Your task: Please repeat these records with every occurrence of "highway-shield" swapped for "route-marker" and everything else unchanged. Leave the pictures out of your answer.

Stored items:
------------------------------------------------------------------------

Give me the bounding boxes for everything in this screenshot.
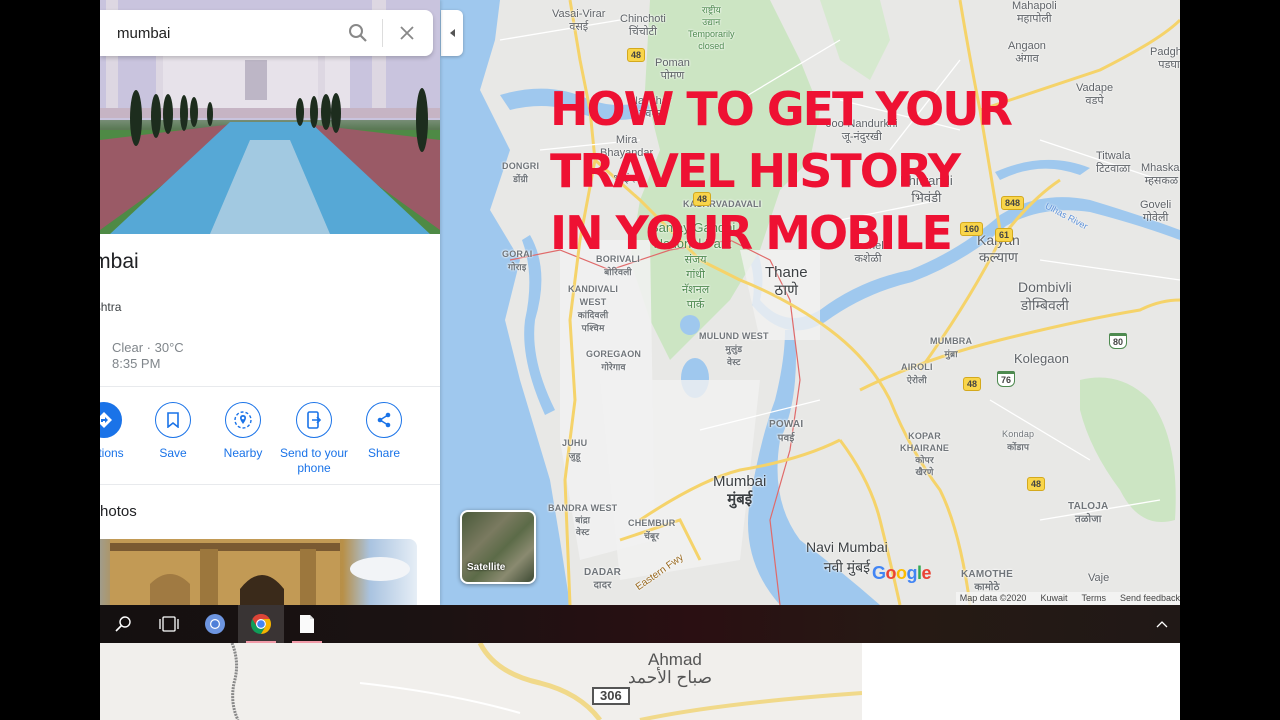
clear-search-button[interactable] xyxy=(389,15,425,51)
collapse-panel-button[interactable] xyxy=(441,10,463,56)
place-title: Mumbai xyxy=(100,250,139,273)
search-icon xyxy=(115,616,131,632)
map-label-airoli: AIROLI ऐरोली xyxy=(901,362,933,385)
screen-frame: Vasai-Virar वसई Chinchoti चिंचोटी राष्ट्री… xyxy=(100,0,1180,720)
background-map-roads xyxy=(230,643,862,720)
bg-map-road-shield: 306 xyxy=(592,687,630,705)
background-window xyxy=(862,643,1180,720)
highway-shield: 76 xyxy=(997,371,1016,387)
close-icon xyxy=(400,26,414,40)
caret-left-icon xyxy=(449,29,455,37)
chromium-icon xyxy=(205,614,225,634)
windows-taskbar xyxy=(100,605,1180,643)
bookmark-icon xyxy=(155,402,191,438)
local-time: 8:35 PM xyxy=(112,356,161,371)
letterbox-right xyxy=(1180,0,1280,720)
search-input[interactable] xyxy=(117,24,337,42)
overlay-line: TRAVEL HISTORY xyxy=(550,144,961,198)
highway-shield: 48 xyxy=(627,48,646,62)
map-label-chembur: CHEMBUR चेंबूर xyxy=(628,518,676,541)
video-overlay-title: HOW TO GET YOUR TRAVEL HISTORY IN YOUR M… xyxy=(550,78,1013,264)
taskbar-chromium-button[interactable] xyxy=(192,605,238,643)
map-label-park-closed: राष्ट्रीय उद्यान Temporarily closed xyxy=(688,5,735,51)
nearby-icon xyxy=(225,402,261,438)
background-map: Ahmad صباح الأحمد 306 xyxy=(100,643,862,720)
map-label-goveli: Goveli गोवेली xyxy=(1140,199,1172,224)
search-button[interactable] xyxy=(340,15,376,51)
send-to-phone-icon xyxy=(296,402,332,438)
taskbar-task-view-button[interactable] xyxy=(146,605,192,643)
terms-link[interactable]: Terms xyxy=(1081,592,1106,605)
highway-shield: 48 xyxy=(1027,477,1046,491)
region-link[interactable]: Kuwait xyxy=(1040,592,1067,605)
chevron-up-icon xyxy=(1156,621,1168,628)
overlay-line: IN YOUR MOBILE xyxy=(550,206,953,260)
map-label-vasai: Vasai-Virar वसई xyxy=(552,8,606,33)
photo-thumbnail[interactable] xyxy=(100,539,417,605)
share-label: Share xyxy=(367,446,401,460)
map-label-kopar: KOPAR KHAIRANE कोपर खैरणे xyxy=(900,431,950,477)
map-label-angaon: Angaon अंगाव xyxy=(1008,40,1046,65)
send-feedback-link[interactable]: Send feedback xyxy=(1120,592,1180,605)
satellite-toggle-button[interactable]: Satellite xyxy=(460,510,536,584)
place-region: Maharashtra xyxy=(100,300,122,314)
map-label-titwala: Titwala टिटवाळा xyxy=(1096,150,1131,175)
map-data-text: Map data ©2020 xyxy=(959,593,1027,603)
highway-shield: 80 xyxy=(1109,333,1128,349)
overlay-line: HOW TO GET YOUR xyxy=(550,82,1013,136)
search-box xyxy=(100,10,433,56)
gateway-of-india-photo xyxy=(110,539,410,605)
google-logo: Google xyxy=(872,563,932,583)
map-label-dadar: DADAR दादर xyxy=(584,567,622,591)
taskbar-search-button[interactable] xyxy=(100,605,146,643)
directions-icon xyxy=(100,402,122,438)
map-label-dongri: DONGRI डोंग्री xyxy=(502,161,540,184)
highway-shield: 48 xyxy=(963,377,982,391)
weather-condition: Clear · 30°C xyxy=(112,340,184,355)
task-view-icon xyxy=(159,616,179,632)
chrome-icon xyxy=(251,614,271,634)
weather-info: Clear · 30°C 8:35 PM xyxy=(112,340,184,372)
place-side-panel: Mumbai Maharashtra Clear · 30°C 8:35 PM … xyxy=(100,0,440,605)
map-label-mhaskal: Mhaskal म्हसकळ xyxy=(1141,162,1180,187)
map-label-gorai: GORAI गोराइ xyxy=(502,249,533,272)
place-actions: Directions Save Nearby Send to your phon… xyxy=(100,402,440,482)
map-label-bandra: BANDRA WEST बांद्रा वेस्ट xyxy=(548,503,618,537)
map-label-vaje: Vaje xyxy=(1088,572,1110,584)
map-canvas[interactable]: Vasai-Virar वसई Chinchoti चिंचोटी राष्ट्री… xyxy=(440,0,1180,605)
map-label-chinchoti: Chinchoti चिंचोटी xyxy=(620,13,666,38)
map-label-thane: Thane ठाणे xyxy=(765,264,808,299)
divider xyxy=(100,386,440,387)
letterbox-left xyxy=(0,0,100,720)
map-label-mumbai: Mumbai मुंबई xyxy=(713,473,767,508)
search-divider xyxy=(382,19,383,47)
photos-heading: Photos xyxy=(100,503,137,520)
share-icon xyxy=(366,402,402,438)
show-hidden-icons-button[interactable] xyxy=(1150,605,1174,643)
map-label-mahapoli: Mahapoli महापोली xyxy=(1012,0,1057,25)
map-label-kandivali: KANDIVALI WEST कांदिवली पश्चिम xyxy=(568,284,619,333)
map-label-juhu: JUHU जुहू xyxy=(562,438,588,461)
map-label-kamothe: KAMOTHE कामोठे xyxy=(961,569,1013,593)
file-icon xyxy=(300,615,314,633)
share-button[interactable]: Share xyxy=(339,402,429,461)
bg-map-label: Ahmad xyxy=(648,650,702,669)
map-label-dombivli: Dombivli डोम्बिवली xyxy=(1018,279,1072,313)
map-label-kolegaon: Kolegaon xyxy=(1014,351,1069,366)
taskbar-file-button[interactable] xyxy=(284,605,330,643)
map-attribution: Map data ©2020 Kuwait Terms Send feedbac… xyxy=(955,592,1180,605)
map-label-taloja: TALOJA तळोजा xyxy=(1068,501,1109,525)
map-label-kondap: Kondap कोंडाप xyxy=(1002,429,1035,452)
bg-map-label-arabic: صباح الأحمد xyxy=(628,668,713,687)
divider xyxy=(100,484,440,485)
map-label-padgha: Padghaपडघा xyxy=(1150,46,1180,71)
map-label-vadape: Vadape वडपे xyxy=(1076,82,1114,107)
search-icon xyxy=(349,24,367,42)
satellite-label: Satellite xyxy=(467,562,506,573)
map-label-mulund: MULUND WEST मुलुंड वेस्ट xyxy=(699,331,769,367)
map-label-goregaon: GOREGAON गोरेगाव xyxy=(586,349,642,372)
map-label-mumbra: MUMBRA मुंब्रा xyxy=(930,336,973,359)
map-label-powai: POWAI पवई xyxy=(769,419,804,444)
taskbar-chrome-button[interactable] xyxy=(238,605,284,643)
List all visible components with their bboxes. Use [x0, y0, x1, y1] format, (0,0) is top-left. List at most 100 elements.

------------------------------------------------------------------------

Completed exercise:
Give me the bounding boxes for everything in this screenshot.
clear-search-button[interactable] xyxy=(389,15,425,51)
collapse-panel-button[interactable] xyxy=(441,10,463,56)
place-title: Mumbai xyxy=(100,250,139,273)
search-icon xyxy=(115,616,131,632)
map-label-airoli: AIROLI ऐरोली xyxy=(901,362,933,385)
screen-frame: Vasai-Virar वसई Chinchoti चिंचोटी राष्ट्री… xyxy=(100,0,1180,720)
background-map-roads xyxy=(230,643,862,720)
bg-map-road-shield: 306 xyxy=(592,687,630,705)
background-window xyxy=(862,643,1180,720)
route-marker: 76 xyxy=(997,371,1016,387)
close-icon xyxy=(400,26,414,40)
caret-left-icon xyxy=(449,29,455,37)
chromium-icon xyxy=(205,614,225,634)
windows-taskbar xyxy=(100,605,1180,643)
bookmark-icon xyxy=(155,402,191,438)
local-time: 8:35 PM xyxy=(112,356,161,371)
letterbox-right xyxy=(1180,0,1280,720)
search-input[interactable] xyxy=(117,24,337,42)
overlay-line: TRAVEL HISTORY xyxy=(550,144,961,198)
route-marker: 48 xyxy=(627,48,646,62)
map-label-chembur: CHEMBUR चेंबूर xyxy=(628,518,676,541)
video-overlay-title: HOW TO GET YOUR TRAVEL HISTORY IN YOUR M… xyxy=(550,78,1013,264)
taskbar-chromium-button[interactable] xyxy=(192,605,238,643)
map-label-park-closed: राष्ट्रीय उद्यान Temporarily closed xyxy=(688,5,735,51)
nearby-icon xyxy=(225,402,261,438)
background-map: Ahmad صباح الأحمد 306 xyxy=(100,643,862,720)
map-label-goveli: Goveli गोवेली xyxy=(1140,199,1172,224)
search-button[interactable] xyxy=(340,15,376,51)
send-to-phone-icon xyxy=(296,402,332,438)
taskbar-task-view-button[interactable] xyxy=(146,605,192,643)
terms-link[interactable]: Terms xyxy=(1081,592,1106,605)
route-marker: 48 xyxy=(1027,477,1046,491)
region-link[interactable]: Kuwait xyxy=(1040,592,1067,605)
chevron-up-icon xyxy=(1156,621,1168,628)
overlay-line: IN YOUR MOBILE xyxy=(550,206,953,260)
map-label-vasai: Vasai-Virar वसई xyxy=(552,8,606,33)
photo-thumbnail[interactable] xyxy=(100,539,417,605)
share-label: Share xyxy=(367,446,401,460)
map-label-kopar: KOPAR KHAIRANE कोपर खैरणे xyxy=(900,431,950,477)
map-label-angaon: Angaon अंगाव xyxy=(1008,40,1046,65)
send-feedback-link[interactable]: Send feedback xyxy=(1120,592,1180,605)
satellite-toggle-button[interactable]: Satellite xyxy=(460,510,536,584)
place-region: Maharashtra xyxy=(100,300,122,314)
map-label-titwala: Titwala टिटवाळा xyxy=(1096,150,1131,175)
map-data-text: Map data ©2020 xyxy=(959,593,1027,603)
route-marker: 80 xyxy=(1109,333,1128,349)
overlay-line: HOW TO GET YOUR xyxy=(550,82,1013,136)
search-box xyxy=(100,10,433,56)
gateway-of-india-photo xyxy=(110,539,410,605)
google-logo: Google xyxy=(872,563,932,583)
map-label-dadar: DADAR दादर xyxy=(584,567,622,591)
taskbar-search-button[interactable] xyxy=(100,605,146,643)
directions-icon xyxy=(100,402,122,438)
map-label-dongri: DONGRI डोंग्री xyxy=(502,161,540,184)
route-marker: 48 xyxy=(963,377,982,391)
weather-condition: Clear · 30°C xyxy=(112,340,184,355)
task-view-icon xyxy=(159,616,179,632)
chrome-icon xyxy=(251,614,271,634)
weather-info: Clear · 30°C 8:35 PM xyxy=(112,340,184,372)
place-side-panel: Mumbai Maharashtra Clear · 30°C 8:35 PM … xyxy=(100,0,440,605)
map-label-mhaskal: Mhaskal म्हसकळ xyxy=(1141,162,1180,187)
map-label-gorai: GORAI गोराइ xyxy=(502,249,533,272)
place-actions: Directions Save Nearby Send to your phon… xyxy=(100,402,440,482)
map-label-bandra: BANDRA WEST बांद्रा वेस्ट xyxy=(548,503,618,537)
map-label-vaje: Vaje xyxy=(1088,572,1110,584)
map-canvas[interactable]: Vasai-Virar वसई Chinchoti चिंचोटी राष्ट्री… xyxy=(440,0,1180,605)
map-label-chinchoti: Chinchoti चिंचोटी xyxy=(620,13,666,38)
map-label-thane: Thane ठाणे xyxy=(765,264,808,299)
divider xyxy=(100,386,440,387)
letterbox-left xyxy=(0,0,100,720)
map-label-mumbai: Mumbai मुंबई xyxy=(713,473,767,508)
search-divider xyxy=(382,19,383,47)
photos-heading: Photos xyxy=(100,503,137,520)
share-icon xyxy=(366,402,402,438)
show-hidden-icons-button[interactable] xyxy=(1150,605,1174,643)
map-label-mahapoli: Mahapoli महापोली xyxy=(1012,0,1057,25)
map-label-kandivali: KANDIVALI WEST कांदिवली पश्चिम xyxy=(568,284,619,333)
map-label-juhu: JUHU जुहू xyxy=(562,438,588,461)
map-label-kamothe: KAMOTHE कामोठे xyxy=(961,569,1013,593)
file-icon xyxy=(300,615,314,633)
share-button[interactable]: Share xyxy=(339,402,429,461)
bg-map-label: Ahmad xyxy=(648,650,702,669)
map-label-dombivli: Dombivli डोम्बिवली xyxy=(1018,279,1072,313)
map-label-kolegaon: Kolegaon xyxy=(1014,351,1069,366)
taskbar-file-button[interactable] xyxy=(284,605,330,643)
map-attribution: Map data ©2020 Kuwait Terms Send feedbac… xyxy=(955,592,1180,605)
map-label-taloja: TALOJA तळोजा xyxy=(1068,501,1109,525)
map-label-kondap: Kondap कोंडाप xyxy=(1002,429,1035,452)
bg-map-label-arabic: صباح الأحمد xyxy=(628,668,713,687)
divider xyxy=(100,484,440,485)
map-label-padgha: Padghaपडघा xyxy=(1150,46,1180,71)
map-label-vadape: Vadape वडपे xyxy=(1076,82,1114,107)
search-icon xyxy=(349,24,367,42)
satellite-label: Satellite xyxy=(467,562,506,573)
map-label-mulund: MULUND WEST मुलुंड वेस्ट xyxy=(699,331,769,367)
map-label-goregaon: GOREGAON गोरेगाव xyxy=(586,349,642,372)
map-label-mumbra: MUMBRA मुंब्रा xyxy=(930,336,973,359)
map-label-powai: POWAI पवई xyxy=(769,419,804,444)
taskbar-chrome-button[interactable] xyxy=(238,605,284,643)
List all visible components with their bboxes. Use [x0, y0, x1, y1] format, (0,0) is top-left. List at most 100 elements.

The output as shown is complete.